WORK INSTRUCTIONS:
Reproduce every entry below precisely. Pictures are excluded from the copy.

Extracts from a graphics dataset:

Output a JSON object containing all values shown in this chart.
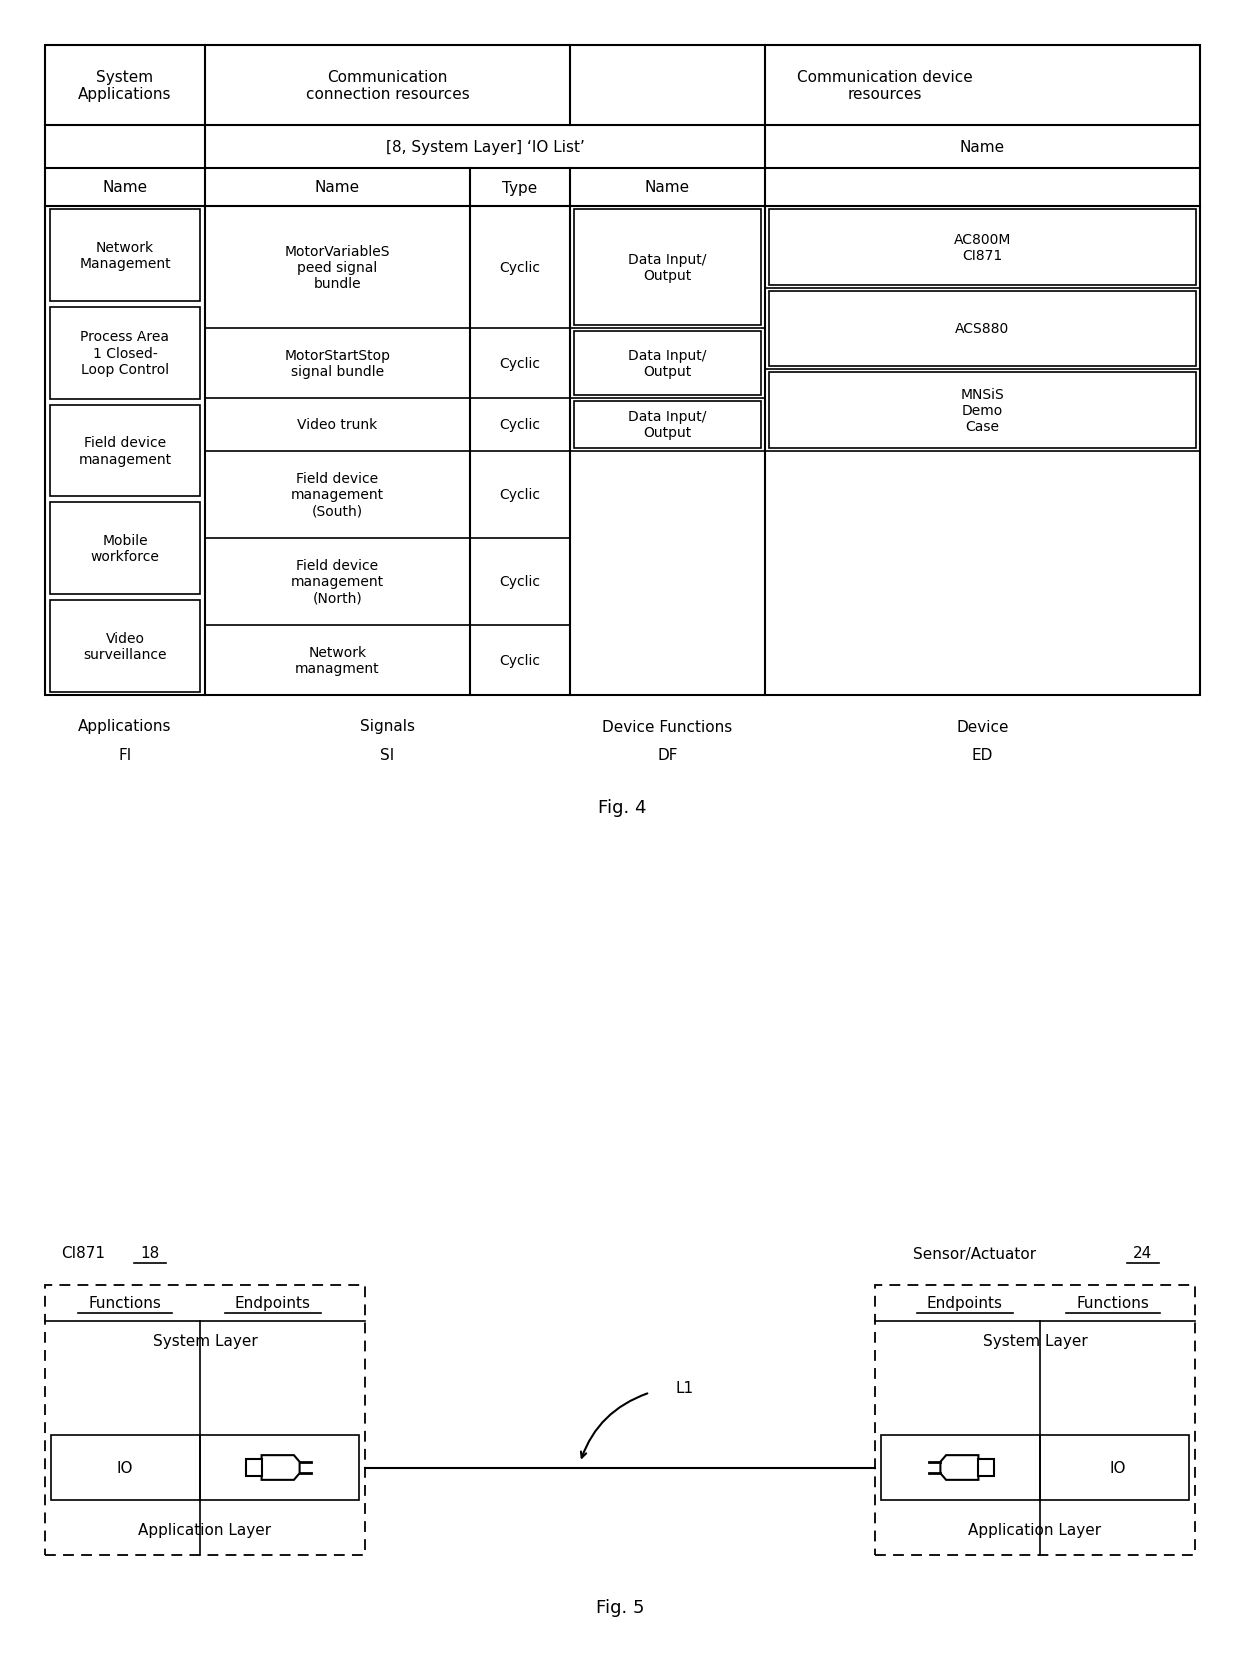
{
  "fig4": {
    "title": "Fig. 4",
    "apps": [
      "Network\nManagement",
      "Process Area\n1 Closed-\nLoop Control",
      "Field device\nmanagement",
      "Mobile\nworkforce",
      "Video\nsurveillance"
    ],
    "signals": [
      [
        "MotorVariableS\npeed signal\nbundle",
        "Cyclic"
      ],
      [
        "MotorStartStop\nsignal bundle",
        "Cyclic"
      ],
      [
        "Video trunk",
        "Cyclic"
      ],
      [
        "Field device\nmanagement\n(South)",
        "Cyclic"
      ],
      [
        "Field device\nmanagement\n(North)",
        "Cyclic"
      ],
      [
        "Network\nmanagment",
        "Cyclic"
      ]
    ],
    "device_funcs": [
      "Data Input/\nOutput",
      "Data Input/\nOutput",
      "Data Input/\nOutput"
    ],
    "devices": [
      "AC800M\nCI871",
      "ACS880",
      "MNSiS\nDemo\nCase"
    ],
    "footer": [
      [
        "Applications",
        "FI"
      ],
      [
        "Signals",
        "SI"
      ],
      [
        "Device Functions",
        "DF"
      ],
      [
        "Device",
        "ED"
      ]
    ]
  },
  "fig5": {
    "title": "Fig. 5",
    "left_label": "CI871",
    "left_number": "18",
    "right_label": "Sensor/Actuator",
    "right_number": "24",
    "left_headers": [
      "Functions",
      "Endpoints"
    ],
    "right_headers": [
      "Endpoints",
      "Functions"
    ],
    "system_layer": "System Layer",
    "application_layer": "Application Layer",
    "left_io": "IO",
    "right_io": "IO",
    "link_label": "L1"
  },
  "bg_color": "#ffffff",
  "line_color": "#000000",
  "text_color": "#000000",
  "font_size": 11,
  "font_size_large": 13
}
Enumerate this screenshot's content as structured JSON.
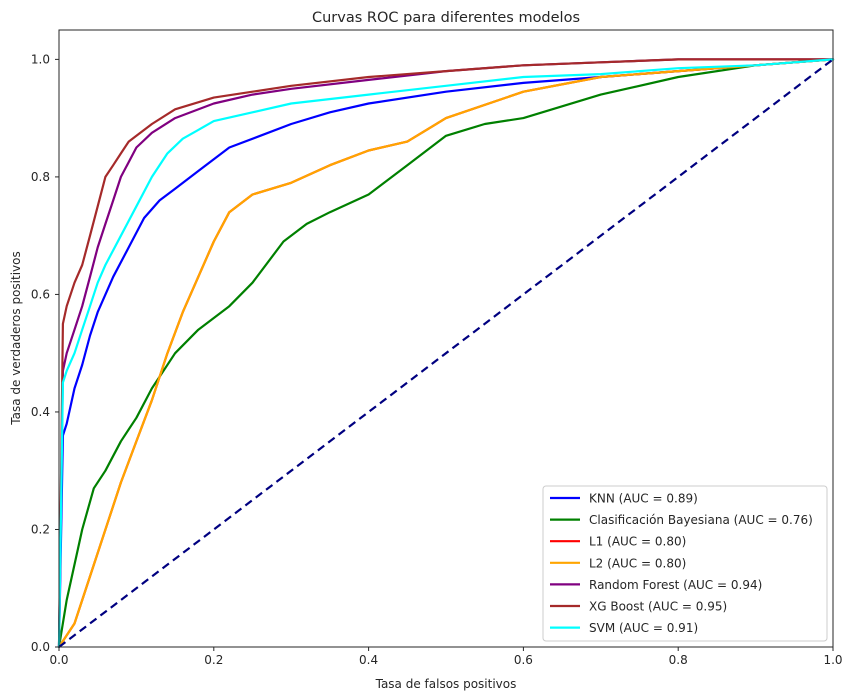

RESPONSE TO THIS TASK:
Output a JSON object containing all values shown in this chart.
{
  "fig4": {
    "title": "Fig. 4",
    "apps": [
      "Network\nManagement",
      "Process Area\n1 Closed-\nLoop Control",
      "Field device\nmanagement",
      "Mobile\nworkforce",
      "Video\nsurveillance"
    ],
    "signals": [
      [
        "MotorVariableS\npeed signal\nbundle",
        "Cyclic"
      ],
      [
        "MotorStartStop\nsignal bundle",
        "Cyclic"
      ],
      [
        "Video trunk",
        "Cyclic"
      ],
      [
        "Field device\nmanagement\n(South)",
        "Cyclic"
      ],
      [
        "Field device\nmanagement\n(North)",
        "Cyclic"
      ],
      [
        "Network\nmanagment",
        "Cyclic"
      ]
    ],
    "device_funcs": [
      "Data Input/\nOutput",
      "Data Input/\nOutput",
      "Data Input/\nOutput"
    ],
    "devices": [
      "AC800M\nCI871",
      "ACS880",
      "MNSiS\nDemo\nCase"
    ],
    "footer": [
      [
        "Applications",
        "FI"
      ],
      [
        "Signals",
        "SI"
      ],
      [
        "Device Functions",
        "DF"
      ],
      [
        "Device",
        "ED"
      ]
    ]
  },
  "fig5": {
    "title": "Fig. 5",
    "left_label": "CI871",
    "left_number": "18",
    "right_label": "Sensor/Actuator",
    "right_number": "24",
    "left_headers": [
      "Functions",
      "Endpoints"
    ],
    "right_headers": [
      "Endpoints",
      "Functions"
    ],
    "system_layer": "System Layer",
    "application_layer": "Application Layer",
    "left_io": "IO",
    "right_io": "IO",
    "link_label": "L1"
  },
  "bg_color": "#ffffff",
  "line_color": "#000000",
  "text_color": "#000000",
  "font_size": 11,
  "font_size_large": 13
}
Enumerate this screenshot's content as structured JSON.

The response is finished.